Petunjuk =>
• a. Terjemahkan kalimat "Metode pembelajaran merupakan salah satu indikator penting dalam menilai kepuasan layanan pendidikan." dari kutipan tentang kepuasan layanan pendidikan ke dalam bahasa Inggris.
• b. Lanjutkan kutipan tentang kepuasan layanan pendidikan mulai dari kalimat terakhirnya.

Untuk indeks kepuasan layanan pendidikan SMK menunjukkan bahwa indeks kepuasan tertinggi adalah pada etika pelayanan sebesar 0,75, metode pembelajaran 0,73, fasilitas sekolah 0,72, metode evaluasi belajar 0,65, kinerja guru  0,62 dan tata kelola sekolah 0,62. Indeks kepuasan tertinggi untuk etika pelayanan ini sama dengan indeks kepuasan untuk siswa SD dan siswa SMP. Dengan menekankan pada lulusan yang siap pakai (siap kerja) maka tingginya indeks untuk aspek ini dikarenakan pihak sekolah mungkin menempatkan pentingnya etika pelayanan sebagai bekal kerja bagi mereka. Dengan demikian, setelah memasuki dunia kerja  para siswa diharapkan mampu membiasakan tentang kebiasaan menjalankan etika pelayanan ini. Setelah indeks kepuasan untuk etika pelayanan, indeks metode pembelajaran, fasilitas sekolah juga cukup baik. Tingginya angka indeks untuk aspek ini dimungkinkan karena di tingkat SMK metode pembelajaran yang baik dan fasilitas sekolah yang lengkap  akan mendukung bagi terwujudnya lulusan SMK yang siap pakai kerja.  Meskipun perbedaan tidak terlalu mencolok akan tetapi angka indeks untuk metode pembelajaran dan fasilitas sekolah tidak diikiti oleh indeks untuk evaluasi belajar, kinerja guru dan tata kelola sekolah.  Padahal indeks untuk kepusan kinerja guru sangat penting untuk mendukung terwujudnya lulusan SMK yang siap pakai.


Indeks Menurut Indikator Kepuasan Siswa

Metode pembelajaran merupakan salah satu indikator penting dalam menilai kepuasan layanan pendidikan. Efektif tidaknya proses pembelajaran di sekolah sangat tergantung pada ketepatan metode pembelajaran yang diterapkan oleh para guru. Dengan penyampaian metode pembelajaran yang benar akan memberikan kemudahan pada siswa dalam memahami setiap pelajaran.

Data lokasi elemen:
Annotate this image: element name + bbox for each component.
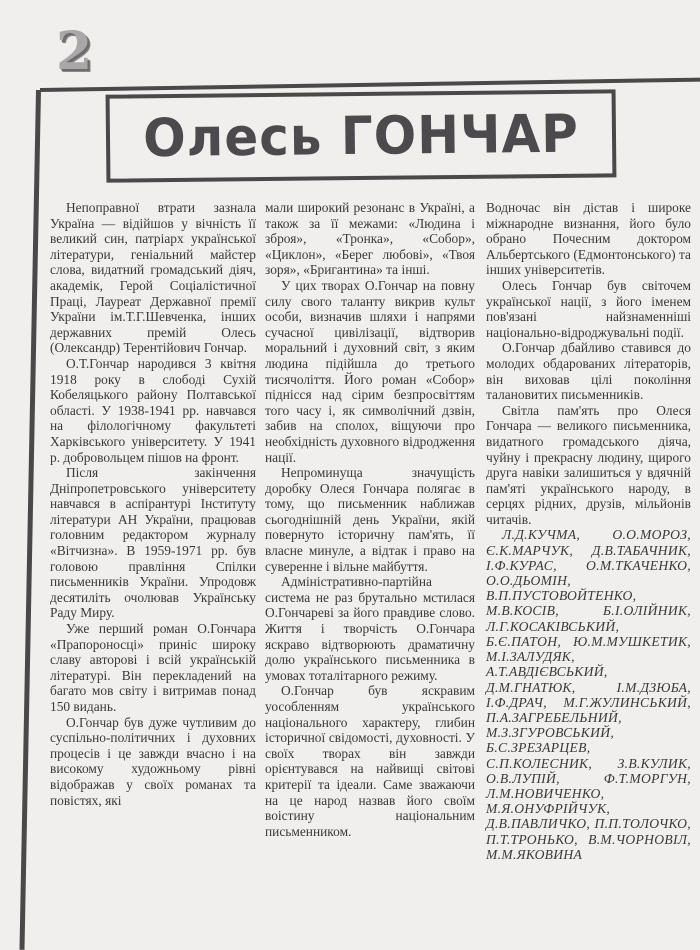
paragraph: Адміністративно-партійна система не раз брутально мстилася О.Гончареві за його правдиве слово. Життя і творчість О.Гончара яскраво відтворюють драматичну долю українського письменника в умовах тоталітарного режиму.	[265, 574, 475, 683]
article-column-2	[265, 200, 475, 839]
article-column-3	[486, 200, 691, 862]
paragraph: Непроминуща значущість доробку Олеся Гончара полягає в тому, що письменник наближав сьогоднішній день України, якій повернуто історичну пам'ять, її власне минуле, а відтак і право на суверенне і вільне майбуття.	[265, 465, 475, 574]
page-number: 2	[56, 21, 93, 82]
paragraph: О.Гончар дбайливо ставився до молодих обдарованих літераторів, він виховав цілі покоління талановитих письменників.	[486, 340, 691, 403]
signatories-list: Л.Д.КУЧМА, О.О.МОРОЗ, Є.К.МАРЧУК, Д.В.ТАБАЧНИК, І.Ф.КУРАС, О.М.ТКАЧЕНКО, О.О.ДЬОМІН, В.П.ПУСТОВОЙТЕНКО, М.В.КОСІВ, Б.І.ОЛІЙНИК, Л.Г.КОСАКІВСЬКИЙ, Б.Є.ПАТОН, Ю.М.МУШКЕТИК, М.І.ЗАЛУДЯК, А.Т.АВДІЄВСЬКИЙ, Д.М.ГНАТЮК, І.М.ДЗЮБА, І.Ф.ДРАЧ, М.Г.ЖУЛИНСЬКИЙ, П.А.ЗАГРЕБЕЛЬНИЙ, М.З.ЗГУРОВСЬКИЙ, Б.С.ЗРЕЗАРЦЕВ, С.П.КОЛЕСНИК, З.В.КУЛИК, О.В.ЛУПІЙ, Ф.Т.МОРГУН, Л.М.НОВИЧЕНКО, М.Я.ОНУФРІЙЧУК, Д.В.ПАВЛИЧКО, П.П.ТОЛОЧКО, П.Т.ТРОНЬКО, В.М.ЧОРНОВІЛ, М.М.ЯКОВИНА	[486, 527, 691, 862]
paragraph: О.Гончар був яскравим уособленням українського національного характеру, глибин історичної свідомості, духовності. У своїх творах він завжди орієнтувався на найвищі світові критерії та ідеали. Саме зважаючи на це народ назвав його своїм воістину національним письменником.	[265, 683, 475, 839]
frame-left-rule	[19, 90, 41, 950]
paragraph: мали широкий резонанс в Україні, а також за її межами: «Людина і зброя», «Тронка», «Собор», «Циклон», «Берег любові», «Твоя зоря», «Бригантина» та інші.	[265, 200, 475, 278]
paragraph: Світла пам'ять про Олеся Гончара — великого письменника, видатного громадського діяча, чуйну і прекрасну людину, щирого друга навіки залишиться у вдячній пам'яті українського народу, в серцях рідних, друзів, мільйонів читачів.	[486, 402, 691, 527]
paragraph: У цих творах О.Гончар на повну силу свого таланту викрив культ особи, визначив шляхи і напрями сучасної цивілізації, відтворив моральний і духовний світ, з яким людина підійшла до третього тисячоліття. Його роман «Собор» піднісся над сірим безпросвіттям того часу і, як символічний дзвін, забив на сполох, віщуючи про необхідність духовного відродження нації.	[265, 277, 475, 465]
paragraph: Після закінчення Дніпропетровського університету навчався в аспірантурі Інституту літератури АН України, працював головним редактором журналу «Вітчизна». В 1959-1971 рр. був головою правління Спілки письменників України. Упродовж десятиліть очолював Українську Раду Миру.	[50, 465, 256, 621]
paragraph: О.Т.Гончар народився 3 квітня 1918 року в слободі Сухій Кобеляцького району Полтавської області. У 1938-1941 рр. навчався на філологічному факультеті Харківського університету. У 1941 р. добровольцем пішов на фронт.	[50, 355, 256, 465]
title-box	[106, 89, 617, 182]
article-title: Олесь ГОНЧАР	[142, 103, 580, 169]
paragraph: Водночас він дістав і широке міжнародне визнання, його було обрано Почесним доктором Альбертського (Едмонтонського) та інших університетів.	[486, 200, 691, 278]
paragraph: Уже перший роман О.Гончара «Прапороносці» приніс широку славу авторові і всій українській літературі. Він перекладений на багато мов світу і витримав понад 150 видань.	[50, 621, 256, 714]
paragraph: Олесь Гончар був світочем української нації, з його іменем пов'язані найзнаменніші національно-відроджувальні події.	[486, 277, 691, 340]
paragraph: Непоправної втрати зазнала Україна — відійшов у вічність її великий син, патріарх української літератури, геніальний майстер слова, видатний громадський діяч, академік, Герой Соціалістичної Праці, Лауреат Державної премії України ім.Т.Г.Шевченка, інших державних премій Олесь (Олександр) Терентійович Гончар.	[50, 200, 256, 356]
article-column-1	[50, 200, 256, 808]
paragraph: О.Гончар був дуже чутливим до суспільно-політичних і духовних процесів і це завжди вчасно і на високому художньому рівні відображав у своїх романах та повістях, які	[50, 714, 256, 808]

Hasil Tiap Tugas =>
• a. The learning method is one of the important indicators in assessing satisfaction with educational services.

• b.
Metode pembelajaran pada layanan pendidikan SMA memiliki indeks kepuasan paling tinggi dengan skor (0,82) diikuti SD (0,76) serta SMP dan SMK memiliki skor yang sama (0,73). Meskipun indeks kepuasan dalam metode pembelajaran rata-rata dianggap cukup memuaskan, namun beberapa hal masih perlu mendapatkan perhatian. Sebagaimana telah ditetapkan dalam standar nasional pendidikan, Proses pembelajaran perlu dilakukan secara interaktif, inspiratif, menyenangkan, memotivasi peserta didik untuk berpartisipasi aktif, memberi ruang untuk melakukan prakarsa, kreativitas dan kemandirian sesuai dengan bakat, minat dan perkembangan fisik dan psikologis peserta didik. (pasal 19).
Oleh karena itu untuk meningkatkan kepuasan masyarakat terhadap layanan pendidikan para guru dituntut mampu menyampaiakan materi pelajaran secara efektif, guru  perlu menciptakan suasana belajar yang menyenangkan agar para siswa lebih mudah dalam memahami materi pelajaran, para guru perlu memberikan bahan bacaan yang sesuai dengan isi dan materi pelajaran yang diajarkan serta membiasakan para siswa berdiskusi/tanya jawab untuk mendalami materi yang telah diajarkan.
Metode evaluasi belajar juga merupakan indikator yang ikut menentukan dalam menilai kepuasan layanan pendidikan. Evaluasi pembelajaran merupakan instrument penting guna mengontrol kemampuan siswa dalam mencerna setiap pelajaran yang disampaikan oleh para guru di sekolah, serta sekaligus dapat mengontrol para guru  sejauhmana materi yang telah diajarkan dapat diterima oleh  para siswa.  Metode evaluasi dapat dilakukan dengan berbagai cara baik dengan pemberian soal-soal ulangan harian maupun dengan melakukan try out serta ujian akhir sekolah.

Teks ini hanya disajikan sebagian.